##### INPUT MATERIAL #####

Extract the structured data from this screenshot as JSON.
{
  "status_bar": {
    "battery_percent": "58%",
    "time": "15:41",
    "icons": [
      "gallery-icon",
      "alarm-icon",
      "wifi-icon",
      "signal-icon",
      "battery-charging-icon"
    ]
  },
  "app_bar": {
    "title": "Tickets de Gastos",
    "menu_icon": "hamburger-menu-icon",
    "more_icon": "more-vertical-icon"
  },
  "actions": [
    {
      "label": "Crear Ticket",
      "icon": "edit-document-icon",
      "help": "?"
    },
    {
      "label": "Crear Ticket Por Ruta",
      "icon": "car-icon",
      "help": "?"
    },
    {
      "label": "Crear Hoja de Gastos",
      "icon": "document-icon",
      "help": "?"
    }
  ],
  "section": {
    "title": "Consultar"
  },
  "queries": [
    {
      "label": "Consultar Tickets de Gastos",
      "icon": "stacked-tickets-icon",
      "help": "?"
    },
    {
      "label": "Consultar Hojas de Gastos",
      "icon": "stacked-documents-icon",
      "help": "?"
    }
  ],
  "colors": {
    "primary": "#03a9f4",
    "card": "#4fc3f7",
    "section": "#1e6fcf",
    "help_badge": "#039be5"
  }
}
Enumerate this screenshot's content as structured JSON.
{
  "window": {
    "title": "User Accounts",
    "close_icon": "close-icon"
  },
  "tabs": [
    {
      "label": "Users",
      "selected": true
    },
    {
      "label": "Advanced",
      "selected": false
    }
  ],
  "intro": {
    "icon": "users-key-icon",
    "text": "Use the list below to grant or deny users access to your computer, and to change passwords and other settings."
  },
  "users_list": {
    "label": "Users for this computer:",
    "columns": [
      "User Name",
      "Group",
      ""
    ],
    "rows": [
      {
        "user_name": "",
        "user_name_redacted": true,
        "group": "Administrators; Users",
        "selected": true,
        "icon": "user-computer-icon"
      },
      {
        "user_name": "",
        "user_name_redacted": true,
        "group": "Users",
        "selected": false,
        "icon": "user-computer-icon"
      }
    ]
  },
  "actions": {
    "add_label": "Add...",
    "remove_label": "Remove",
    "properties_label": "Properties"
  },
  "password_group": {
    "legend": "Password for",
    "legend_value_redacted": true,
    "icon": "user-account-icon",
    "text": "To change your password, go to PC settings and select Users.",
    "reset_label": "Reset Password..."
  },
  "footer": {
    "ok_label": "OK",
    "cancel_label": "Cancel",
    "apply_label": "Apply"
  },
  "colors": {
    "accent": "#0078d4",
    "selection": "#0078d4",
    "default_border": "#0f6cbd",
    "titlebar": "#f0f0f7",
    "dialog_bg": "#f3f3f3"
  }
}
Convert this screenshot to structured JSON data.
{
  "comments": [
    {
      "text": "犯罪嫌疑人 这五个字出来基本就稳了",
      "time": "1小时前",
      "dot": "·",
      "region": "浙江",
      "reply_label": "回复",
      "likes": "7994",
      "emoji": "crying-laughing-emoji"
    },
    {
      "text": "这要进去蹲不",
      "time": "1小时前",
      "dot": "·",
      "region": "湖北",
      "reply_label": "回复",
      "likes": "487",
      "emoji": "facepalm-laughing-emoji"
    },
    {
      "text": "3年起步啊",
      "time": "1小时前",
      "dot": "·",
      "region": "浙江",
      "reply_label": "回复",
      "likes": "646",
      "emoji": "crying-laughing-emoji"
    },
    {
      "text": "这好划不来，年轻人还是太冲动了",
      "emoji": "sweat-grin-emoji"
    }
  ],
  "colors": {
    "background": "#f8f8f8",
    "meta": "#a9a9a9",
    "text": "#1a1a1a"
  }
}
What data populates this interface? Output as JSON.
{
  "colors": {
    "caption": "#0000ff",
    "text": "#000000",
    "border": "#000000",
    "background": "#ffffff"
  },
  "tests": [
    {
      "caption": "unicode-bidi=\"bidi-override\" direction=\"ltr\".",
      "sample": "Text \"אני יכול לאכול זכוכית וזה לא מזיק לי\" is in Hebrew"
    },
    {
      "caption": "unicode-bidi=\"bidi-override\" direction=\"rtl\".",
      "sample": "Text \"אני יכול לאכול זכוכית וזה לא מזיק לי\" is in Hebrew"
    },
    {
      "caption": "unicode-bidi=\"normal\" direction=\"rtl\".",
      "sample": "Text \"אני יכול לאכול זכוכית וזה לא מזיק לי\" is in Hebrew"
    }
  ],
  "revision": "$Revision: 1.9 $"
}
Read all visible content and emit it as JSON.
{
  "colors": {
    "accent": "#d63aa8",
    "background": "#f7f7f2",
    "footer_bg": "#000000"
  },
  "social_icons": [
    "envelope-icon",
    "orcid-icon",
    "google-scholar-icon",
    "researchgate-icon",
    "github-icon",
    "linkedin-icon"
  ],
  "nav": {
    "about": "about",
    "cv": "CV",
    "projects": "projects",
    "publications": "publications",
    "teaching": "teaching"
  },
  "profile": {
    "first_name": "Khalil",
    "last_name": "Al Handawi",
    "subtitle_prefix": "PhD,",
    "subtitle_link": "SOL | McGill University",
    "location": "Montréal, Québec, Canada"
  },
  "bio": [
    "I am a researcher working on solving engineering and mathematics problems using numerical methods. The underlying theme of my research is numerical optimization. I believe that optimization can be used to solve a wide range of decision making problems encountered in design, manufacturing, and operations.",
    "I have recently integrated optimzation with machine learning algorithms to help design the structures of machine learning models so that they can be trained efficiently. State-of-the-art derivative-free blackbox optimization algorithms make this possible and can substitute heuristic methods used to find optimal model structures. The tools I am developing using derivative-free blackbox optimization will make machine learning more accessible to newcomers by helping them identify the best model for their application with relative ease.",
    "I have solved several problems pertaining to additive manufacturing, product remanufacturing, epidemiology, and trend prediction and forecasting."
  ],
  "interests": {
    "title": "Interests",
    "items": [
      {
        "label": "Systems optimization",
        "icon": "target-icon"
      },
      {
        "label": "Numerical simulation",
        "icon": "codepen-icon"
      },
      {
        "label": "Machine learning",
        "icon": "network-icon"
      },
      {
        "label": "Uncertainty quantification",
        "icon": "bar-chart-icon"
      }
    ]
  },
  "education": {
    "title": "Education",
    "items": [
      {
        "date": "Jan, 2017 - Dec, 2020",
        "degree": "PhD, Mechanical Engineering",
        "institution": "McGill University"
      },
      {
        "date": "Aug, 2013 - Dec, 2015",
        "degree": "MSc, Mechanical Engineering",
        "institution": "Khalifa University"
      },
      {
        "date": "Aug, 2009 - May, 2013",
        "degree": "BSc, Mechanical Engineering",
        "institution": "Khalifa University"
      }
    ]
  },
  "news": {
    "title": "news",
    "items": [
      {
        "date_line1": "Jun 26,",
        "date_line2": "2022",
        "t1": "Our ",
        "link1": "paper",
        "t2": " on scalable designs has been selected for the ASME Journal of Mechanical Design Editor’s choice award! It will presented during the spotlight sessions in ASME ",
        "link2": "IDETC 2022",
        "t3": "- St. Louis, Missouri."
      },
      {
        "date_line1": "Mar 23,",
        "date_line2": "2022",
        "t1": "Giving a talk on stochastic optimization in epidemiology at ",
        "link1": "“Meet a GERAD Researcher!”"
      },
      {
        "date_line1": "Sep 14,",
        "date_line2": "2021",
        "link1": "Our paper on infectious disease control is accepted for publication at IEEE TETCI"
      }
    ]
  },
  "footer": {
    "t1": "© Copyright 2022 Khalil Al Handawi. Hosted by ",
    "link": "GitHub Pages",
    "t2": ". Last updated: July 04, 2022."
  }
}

#####

### [GIVEN REQUEST]
Pull out every line holding "have" from the records above, and copy it.

### [THE SOLUTION]
    "I have recently integrated optimzation with machine learning algorithms to help design the structures of machine learning models so that they can be trained efficiently. State-of-the-art derivative-free blackbox optimization algorithms make this possible and can substitute heuristic methods used to find optimal model structures. The tools I am developing using derivative-free blackbox optimization will make machine learning more accessible to newcomers by helping them identify the best model for their application with relative ease.",
    "I have solved several problems pertaining to additive manufacturing, product remanufacturing, epidemiology, and trend prediction and forecasting."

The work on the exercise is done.